## DATASET ROWS
-- Start --
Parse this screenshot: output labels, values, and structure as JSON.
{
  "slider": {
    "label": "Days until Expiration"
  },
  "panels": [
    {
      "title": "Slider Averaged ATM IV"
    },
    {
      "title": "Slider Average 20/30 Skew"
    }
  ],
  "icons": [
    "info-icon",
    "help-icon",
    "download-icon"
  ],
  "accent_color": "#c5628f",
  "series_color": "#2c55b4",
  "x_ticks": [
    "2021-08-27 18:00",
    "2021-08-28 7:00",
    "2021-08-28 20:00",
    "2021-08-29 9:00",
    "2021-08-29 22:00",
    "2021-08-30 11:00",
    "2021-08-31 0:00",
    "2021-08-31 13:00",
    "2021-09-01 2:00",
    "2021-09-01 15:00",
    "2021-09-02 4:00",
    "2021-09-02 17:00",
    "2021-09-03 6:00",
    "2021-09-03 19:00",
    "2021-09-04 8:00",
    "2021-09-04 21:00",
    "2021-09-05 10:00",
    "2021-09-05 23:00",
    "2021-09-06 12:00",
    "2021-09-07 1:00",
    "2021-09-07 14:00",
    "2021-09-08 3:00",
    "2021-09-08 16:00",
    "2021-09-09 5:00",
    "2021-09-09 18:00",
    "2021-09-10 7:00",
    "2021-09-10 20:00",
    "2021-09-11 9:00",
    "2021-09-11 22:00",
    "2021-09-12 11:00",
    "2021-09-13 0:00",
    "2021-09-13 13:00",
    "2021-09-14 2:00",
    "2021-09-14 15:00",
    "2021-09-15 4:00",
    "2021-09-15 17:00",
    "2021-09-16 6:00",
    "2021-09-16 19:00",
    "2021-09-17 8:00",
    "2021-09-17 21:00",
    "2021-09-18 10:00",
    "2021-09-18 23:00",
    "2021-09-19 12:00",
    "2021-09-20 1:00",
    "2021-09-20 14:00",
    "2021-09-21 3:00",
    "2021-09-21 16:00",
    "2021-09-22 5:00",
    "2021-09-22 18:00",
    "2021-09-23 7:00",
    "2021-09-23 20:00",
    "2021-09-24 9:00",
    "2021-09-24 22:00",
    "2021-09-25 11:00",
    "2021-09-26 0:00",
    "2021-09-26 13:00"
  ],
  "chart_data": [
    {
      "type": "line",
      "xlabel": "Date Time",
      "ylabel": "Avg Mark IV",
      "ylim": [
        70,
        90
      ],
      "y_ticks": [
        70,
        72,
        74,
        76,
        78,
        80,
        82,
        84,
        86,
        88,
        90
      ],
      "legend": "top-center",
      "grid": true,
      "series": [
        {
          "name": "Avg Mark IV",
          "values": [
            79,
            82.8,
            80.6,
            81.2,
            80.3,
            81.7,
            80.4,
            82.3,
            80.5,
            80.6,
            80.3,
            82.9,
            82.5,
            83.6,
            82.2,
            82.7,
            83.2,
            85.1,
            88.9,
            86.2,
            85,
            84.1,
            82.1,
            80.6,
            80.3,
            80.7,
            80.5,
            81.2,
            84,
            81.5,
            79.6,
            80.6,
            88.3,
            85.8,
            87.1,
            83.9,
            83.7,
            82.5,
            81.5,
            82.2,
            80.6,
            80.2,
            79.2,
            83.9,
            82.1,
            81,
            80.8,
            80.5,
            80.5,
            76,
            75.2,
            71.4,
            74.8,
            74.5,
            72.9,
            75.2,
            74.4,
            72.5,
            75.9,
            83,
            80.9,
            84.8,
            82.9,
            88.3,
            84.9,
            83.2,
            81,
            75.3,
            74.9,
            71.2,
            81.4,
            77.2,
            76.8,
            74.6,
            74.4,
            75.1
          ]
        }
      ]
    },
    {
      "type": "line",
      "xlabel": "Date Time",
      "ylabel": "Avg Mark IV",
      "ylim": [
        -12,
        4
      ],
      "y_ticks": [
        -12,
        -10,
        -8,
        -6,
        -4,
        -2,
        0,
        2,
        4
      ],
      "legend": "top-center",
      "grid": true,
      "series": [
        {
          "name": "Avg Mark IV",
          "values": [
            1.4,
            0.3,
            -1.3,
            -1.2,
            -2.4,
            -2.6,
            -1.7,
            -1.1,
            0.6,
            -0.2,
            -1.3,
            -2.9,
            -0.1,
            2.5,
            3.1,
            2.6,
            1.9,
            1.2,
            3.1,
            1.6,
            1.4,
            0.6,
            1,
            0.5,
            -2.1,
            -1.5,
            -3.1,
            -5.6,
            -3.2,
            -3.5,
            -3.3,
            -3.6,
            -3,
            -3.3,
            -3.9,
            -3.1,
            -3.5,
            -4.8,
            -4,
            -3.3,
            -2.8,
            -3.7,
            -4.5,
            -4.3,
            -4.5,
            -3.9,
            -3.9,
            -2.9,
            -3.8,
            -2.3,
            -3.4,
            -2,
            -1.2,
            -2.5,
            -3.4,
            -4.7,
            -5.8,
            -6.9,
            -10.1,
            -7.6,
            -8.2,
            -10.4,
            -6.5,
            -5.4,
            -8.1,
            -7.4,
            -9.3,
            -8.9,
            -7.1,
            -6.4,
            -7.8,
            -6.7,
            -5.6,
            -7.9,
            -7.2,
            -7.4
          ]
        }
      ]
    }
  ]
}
-- End --
From the data above, extract every line in its exact form.

## FULL ANSWER
Parse this screenshot: output labels, values, and structure as JSON.
{
  "slider": {
    "label": "Days until Expiration"
  },
  "panels": [
    {
      "title": "Slider Averaged ATM IV"
    },
    {
      "title": "Slider Average 20/30 Skew"
    }
  ],
  "icons": [
    "info-icon",
    "help-icon",
    "download-icon"
  ],
  "accent_color": "#c5628f",
  "series_color": "#2c55b4",
  "x_ticks": [
    "2021-08-27 18:00",
    "2021-08-28 7:00",
    "2021-08-28 20:00",
    "2021-08-29 9:00",
    "2021-08-29 22:00",
    "2021-08-30 11:00",
    "2021-08-31 0:00",
    "2021-08-31 13:00",
    "2021-09-01 2:00",
    "2021-09-01 15:00",
    "2021-09-02 4:00",
    "2021-09-02 17:00",
    "2021-09-03 6:00",
    "2021-09-03 19:00",
    "2021-09-04 8:00",
    "2021-09-04 21:00",
    "2021-09-05 10:00",
    "2021-09-05 23:00",
    "2021-09-06 12:00",
    "2021-09-07 1:00",
    "2021-09-07 14:00",
    "2021-09-08 3:00",
    "2021-09-08 16:00",
    "2021-09-09 5:00",
    "2021-09-09 18:00",
    "2021-09-10 7:00",
    "2021-09-10 20:00",
    "2021-09-11 9:00",
    "2021-09-11 22:00",
    "2021-09-12 11:00",
    "2021-09-13 0:00",
    "2021-09-13 13:00",
    "2021-09-14 2:00",
    "2021-09-14 15:00",
    "2021-09-15 4:00",
    "2021-09-15 17:00",
    "2021-09-16 6:00",
    "2021-09-16 19:00",
    "2021-09-17 8:00",
    "2021-09-17 21:00",
    "2021-09-18 10:00",
    "2021-09-18 23:00",
    "2021-09-19 12:00",
    "2021-09-20 1:00",
    "2021-09-20 14:00",
    "2021-09-21 3:00",
    "2021-09-21 16:00",
    "2021-09-22 5:00",
    "2021-09-22 18:00",
    "2021-09-23 7:00",
    "2021-09-23 20:00",
    "2021-09-24 9:00",
    "2021-09-24 22:00",
    "2021-09-25 11:00",
    "2021-09-26 0:00",
    "2021-09-26 13:00"
  ],
  "chart_data": [
    {
      "type": "line",
      "xlabel": "Date Time",
      "ylabel": "Avg Mark IV",
      "ylim": [
        70,
        90
      ],
      "y_ticks": [
        70,
        72,
        74,
        76,
        78,
        80,
        82,
        84,
        86,
        88,
        90
      ],
      "legend": "top-center",
      "grid": true,
      "series": [
        {
          "name": "Avg Mark IV",
          "values": [
            79,
            82.8,
            80.6,
            81.2,
            80.3,
            81.7,
            80.4,
            82.3,
            80.5,
            80.6,
            80.3,
            82.9,
            82.5,
            83.6,
            82.2,
            82.7,
            83.2,
            85.1,
            88.9,
            86.2,
            85,
            84.1,
            82.1,
            80.6,
            80.3,
            80.7,
            80.5,
            81.2,
            84,
            81.5,
            79.6,
            80.6,
            88.3,
            85.8,
            87.1,
            83.9,
            83.7,
            82.5,
            81.5,
            82.2,
            80.6,
            80.2,
            79.2,
            83.9,
            82.1,
            81,
            80.8,
            80.5,
            80.5,
            76,
            75.2,
            71.4,
            74.8,
            74.5,
            72.9,
            75.2,
            74.4,
            72.5,
            75.9,
            83,
            80.9,
            84.8,
            82.9,
            88.3,
            84.9,
            83.2,
            81,
            75.3,
            74.9,
            71.2,
            81.4,
            77.2,
            76.8,
            74.6,
            74.4,
            75.1
          ]
        }
      ]
    },
    {
      "type": "line",
      "xlabel": "Date Time",
      "ylabel": "Avg Mark IV",
      "ylim": [
        -12,
        4
      ],
      "y_ticks": [
        -12,
        -10,
        -8,
        -6,
        -4,
        -2,
        0,
        2,
        4
      ],
      "legend": "top-center",
      "grid": true,
      "series": [
        {
          "name": "Avg Mark IV",
          "values": [
            1.4,
            0.3,
            -1.3,
            -1.2,
            -2.4,
            -2.6,
            -1.7,
            -1.1,
            0.6,
            -0.2,
            -1.3,
            -2.9,
            -0.1,
            2.5,
            3.1,
            2.6,
            1.9,
            1.2,
            3.1,
            1.6,
            1.4,
            0.6,
            1,
            0.5,
            -2.1,
            -1.5,
            -3.1,
            -5.6,
            -3.2,
            -3.5,
            -3.3,
            -3.6,
            -3,
            -3.3,
            -3.9,
            -3.1,
            -3.5,
            -4.8,
            -4,
            -3.3,
            -2.8,
            -3.7,
            -4.5,
            -4.3,
            -4.5,
            -3.9,
            -3.9,
            -2.9,
            -3.8,
            -2.3,
            -3.4,
            -2,
            -1.2,
            -2.5,
            -3.4,
            -4.7,
            -5.8,
            -6.9,
            -10.1,
            -7.6,
            -8.2,
            -10.4,
            -6.5,
            -5.4,
            -8.1,
            -7.4,
            -9.3,
            -8.9,
            -7.1,
            -6.4,
            -7.8,
            -6.7,
            -5.6,
            -7.9,
            -7.2,
            -7.4
          ]
        }
      ]
    }
  ]
}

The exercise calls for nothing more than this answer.